Sportswriter/author/ Bo Jackson-profiler /Penn State fan Michael Weinreb was kind enough to articulate his spiritual sympathies with Auburn fans, who he says are enduring in the Cam Newton saga just the latest manifestation of a deeply-flawed system. TWER takes full responsibility for the Onyx-referencing headline.

Let me begin with this: I grew up a fan of Penn State football, and so you may assume that everything I say is couched in a certain amount of stodgy Northeastern academic elitism. At Penn State, they like to think they treat football and compliance with equal dilligence, which is why my alma mater often finds itself marooned in the Outback Bowl on New Year’s Day, led by a seemingly indestructible octogenarian who resembles a professor emeritus at Hogwarts. You may think of us a declining power with prison-issue uniforms and a stunning inability to defeat Alabama, but at least we are self-righteous about it.
And so, while it is true that, in the midst of researching my latest book, I bore witness to the holy act of Bo Jackson firing a crossbow in his own driveway, I am not going to lie and say I understand exactly what you are feeling down there at Toomer’s Corner at this critical juncture. (The closest Penn State has come to a truly juicy recruiting scandal revolved around Joe Paterno’s insistence on converting several future Hall of Fame quarterbacks to linebacker.) But we do have one thing in common: We have both felt the sting of being worked over by the pollsters. If you examine the record, what happened to Auburn in 2004 is essentially what happened to Penn State in 1994. And in an odd way, I can’t help but feel that what is happening to Cam Newton at this very moment is also something I relate to, a distant spiritual cousin to those lost seasons. Because at heart, it’s exposing the same deep flaw in the system.
I will explain further, but allow me to get a couple of things out of the way first. Number One: I do not know if Cam Newton took money, and unless you work as a bagman in Starkville, neither do you. It was much easier to make these determinations in the 1980s, when governors were directly involved in the bribery (see: Southern Methodist). Number Two: “The media” is not biased against Auburn. “The media” is not a uniform monolith with a hidden agenda any more than Gary Danielson is somehow secretly influencing conference play through his color analysis.*
That said, I do understand that college football fandom is built on a foundation of irrationality. Nobody is more proudly biased than a college football fan, and nothing inspires irrationality in otherwise rational souls quite like this sport. This is what makes it great. But this also its fatal flaw. We have allowed the system itself to become grounded in impartiality. We rely on rigged elections to determine a victor. We acknowledge that we are taking financial advantage of student-athletes by profiting off their labors, but we don’t care enough to advocate for change. In the meantime, we know that some teams subsidize their players more than others, and some teams bend the rules and others break them completely, but we have little beyond our own biases and the occasional journalistic expose and the erratic and often hypocritical judgments of the NCAA to guide ourselves to those conclusions. There is no reason to trust anyone. The system is so broken at so many levels that there’s a part of us that almost feels like it’s a victory when our team benefits from a blatant transgression—even if we know our team is in the wrong–because somebody has to.

• [Exercise details] Decide whether each statement agrees with the column on the Cam Newton saga: (a) the author grew up a fan of Penn State football; (b) the author compares what Auburn went through in 2004 with what Penn State went through in 1994; (c) the author claims to know whether Cam Newton took money. For each, answer yes or no and quote the deciding words of the column. The material after this column isn't needed for anything here.

• [Data excerpt]

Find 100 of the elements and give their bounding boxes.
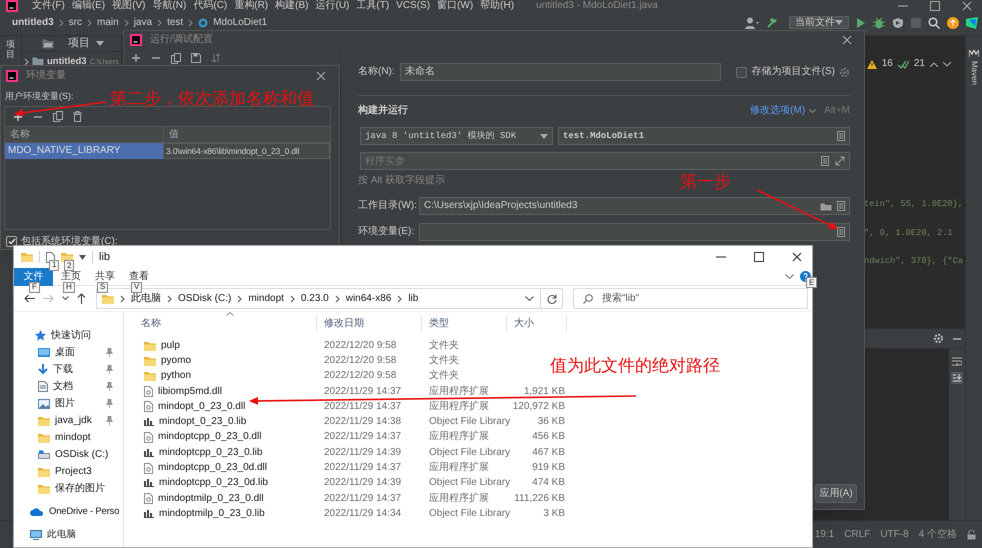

• [The reply]
(a) Yes: "I grew up a fan of Penn State football"
(b) Yes: "what happened to Auburn in 2004 is essentially what happened to Penn State in 1994"
(c) No: "I do not know if Cam Newton took money"